Collected data:
>> BEGIN
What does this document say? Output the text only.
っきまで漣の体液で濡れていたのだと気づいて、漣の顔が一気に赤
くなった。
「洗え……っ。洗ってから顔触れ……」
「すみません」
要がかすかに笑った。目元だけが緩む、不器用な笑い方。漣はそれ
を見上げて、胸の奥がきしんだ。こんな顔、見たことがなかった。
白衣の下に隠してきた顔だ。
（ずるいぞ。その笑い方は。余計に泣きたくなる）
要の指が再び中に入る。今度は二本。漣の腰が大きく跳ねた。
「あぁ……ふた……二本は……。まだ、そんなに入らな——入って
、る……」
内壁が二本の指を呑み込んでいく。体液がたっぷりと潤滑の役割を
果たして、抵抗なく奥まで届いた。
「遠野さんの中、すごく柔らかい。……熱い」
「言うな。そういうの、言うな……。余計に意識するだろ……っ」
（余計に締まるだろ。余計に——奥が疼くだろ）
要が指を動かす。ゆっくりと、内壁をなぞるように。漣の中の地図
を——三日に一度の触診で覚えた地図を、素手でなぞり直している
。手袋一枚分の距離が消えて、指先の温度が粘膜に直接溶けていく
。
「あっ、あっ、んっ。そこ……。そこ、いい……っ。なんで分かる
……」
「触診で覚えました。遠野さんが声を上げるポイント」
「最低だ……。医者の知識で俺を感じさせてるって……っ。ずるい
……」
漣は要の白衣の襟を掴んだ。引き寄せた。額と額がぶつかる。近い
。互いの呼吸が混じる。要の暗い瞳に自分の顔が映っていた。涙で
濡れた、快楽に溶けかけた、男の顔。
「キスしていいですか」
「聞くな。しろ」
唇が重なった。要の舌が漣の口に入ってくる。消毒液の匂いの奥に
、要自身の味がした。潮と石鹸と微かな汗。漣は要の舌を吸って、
>> END
* [What to produce]
Transcribe the records above exactly as they appear.

* [Output for this exercise]
What does this document say? Output the text only.
っきまで漣の体液で濡れていたのだと気づいて、漣の顔が一気に赤
くなった。
「洗え……っ。洗ってから顔触れ……」
「すみません」
要がかすかに笑った。目元だけが緩む、不器用な笑い方。漣はそれ
を見上げて、胸の奥がきしんだ。こんな顔、見たことがなかった。
白衣の下に隠してきた顔だ。
（ずるいぞ。その笑い方は。余計に泣きたくなる）
要の指が再び中に入る。今度は二本。漣の腰が大きく跳ねた。
「あぁ……ふた……二本は……。まだ、そんなに入らな——入って
、る……」
内壁が二本の指を呑み込んでいく。体液がたっぷりと潤滑の役割を
果たして、抵抗なく奥まで届いた。
「遠野さんの中、すごく柔らかい。……熱い」
「言うな。そういうの、言うな……。余計に意識するだろ……っ」
（余計に締まるだろ。余計に——奥が疼くだろ）
要が指を動かす。ゆっくりと、内壁をなぞるように。漣の中の地図
を——三日に一度の触診で覚えた地図を、素手でなぞり直している
。手袋一枚分の距離が消えて、指先の温度が粘膜に直接溶けていく
。
「あっ、あっ、んっ。そこ……。そこ、いい……っ。なんで分かる
……」
「触診で覚えました。遠野さんが声を上げるポイント」
「最低だ……。医者の知識で俺を感じさせてるって……っ。ずるい
……」
漣は要の白衣の襟を掴んだ。引き寄せた。額と額がぶつかる。近い
。互いの呼吸が混じる。要の暗い瞳に自分の顔が映っていた。涙で
濡れた、快楽に溶けかけた、男の顔。
「キスしていいですか」
「聞くな。しろ」
唇が重なった。要の舌が漣の口に入ってくる。消毒液の匂いの奥に
、要自身の味がした。潮と石鹸と微かな汗。漣は要の舌を吸って、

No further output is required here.